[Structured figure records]
/---
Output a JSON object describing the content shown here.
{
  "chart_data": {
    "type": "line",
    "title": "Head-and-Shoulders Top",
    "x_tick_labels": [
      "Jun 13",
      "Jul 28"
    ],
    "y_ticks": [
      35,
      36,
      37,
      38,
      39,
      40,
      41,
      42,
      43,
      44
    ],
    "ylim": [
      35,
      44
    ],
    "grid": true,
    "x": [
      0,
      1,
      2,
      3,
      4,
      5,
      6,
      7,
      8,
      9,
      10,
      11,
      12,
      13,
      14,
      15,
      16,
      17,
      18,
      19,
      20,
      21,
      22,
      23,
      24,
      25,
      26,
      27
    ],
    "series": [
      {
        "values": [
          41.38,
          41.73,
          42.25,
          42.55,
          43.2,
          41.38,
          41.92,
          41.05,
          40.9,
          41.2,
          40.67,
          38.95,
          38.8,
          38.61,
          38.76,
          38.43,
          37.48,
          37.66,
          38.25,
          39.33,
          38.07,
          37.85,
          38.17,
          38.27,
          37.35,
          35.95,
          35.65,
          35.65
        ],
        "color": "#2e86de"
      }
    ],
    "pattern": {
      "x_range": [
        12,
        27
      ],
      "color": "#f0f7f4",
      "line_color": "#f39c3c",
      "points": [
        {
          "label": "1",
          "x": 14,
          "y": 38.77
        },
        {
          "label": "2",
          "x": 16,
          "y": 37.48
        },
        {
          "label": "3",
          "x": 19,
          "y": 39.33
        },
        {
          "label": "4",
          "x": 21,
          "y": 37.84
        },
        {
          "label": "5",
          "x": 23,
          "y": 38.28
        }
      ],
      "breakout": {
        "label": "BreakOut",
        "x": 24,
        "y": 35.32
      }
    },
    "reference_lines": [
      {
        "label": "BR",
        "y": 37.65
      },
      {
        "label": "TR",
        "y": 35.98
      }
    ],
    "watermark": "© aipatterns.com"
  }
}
\---
→ Goal
Output all preceding records character for character.

→ Complete output
Output a JSON object describing the content shown here.
{
  "chart_data": {
    "type": "line",
    "title": "Head-and-Shoulders Top",
    "x_tick_labels": [
      "Jun 13",
      "Jul 28"
    ],
    "y_ticks": [
      35,
      36,
      37,
      38,
      39,
      40,
      41,
      42,
      43,
      44
    ],
    "ylim": [
      35,
      44
    ],
    "grid": true,
    "x": [
      0,
      1,
      2,
      3,
      4,
      5,
      6,
      7,
      8,
      9,
      10,
      11,
      12,
      13,
      14,
      15,
      16,
      17,
      18,
      19,
      20,
      21,
      22,
      23,
      24,
      25,
      26,
      27
    ],
    "series": [
      {
        "values": [
          41.38,
          41.73,
          42.25,
          42.55,
          43.2,
          41.38,
          41.92,
          41.05,
          40.9,
          41.2,
          40.67,
          38.95,
          38.8,
          38.61,
          38.76,
          38.43,
          37.48,
          37.66,
          38.25,
          39.33,
          38.07,
          37.85,
          38.17,
          38.27,
          37.35,
          35.95,
          35.65,
          35.65
        ],
        "color": "#2e86de"
      }
    ],
    "pattern": {
      "x_range": [
        12,
        27
      ],
      "color": "#f0f7f4",
      "line_color": "#f39c3c",
      "points": [
        {
          "label": "1",
          "x": 14,
          "y": 38.77
        },
        {
          "label": "2",
          "x": 16,
          "y": 37.48
        },
        {
          "label": "3",
          "x": 19,
          "y": 39.33
        },
        {
          "label": "4",
          "x": 21,
          "y": 37.84
        },
        {
          "label": "5",
          "x": 23,
          "y": 38.28
        }
      ],
      "breakout": {
        "label": "BreakOut",
        "x": 24,
        "y": 35.32
      }
    },
    "reference_lines": [
      {
        "label": "BR",
        "y": 37.65
      },
      {
        "label": "TR",
        "y": 35.98
      }
    ],
    "watermark": "© aipatterns.com"
  }
}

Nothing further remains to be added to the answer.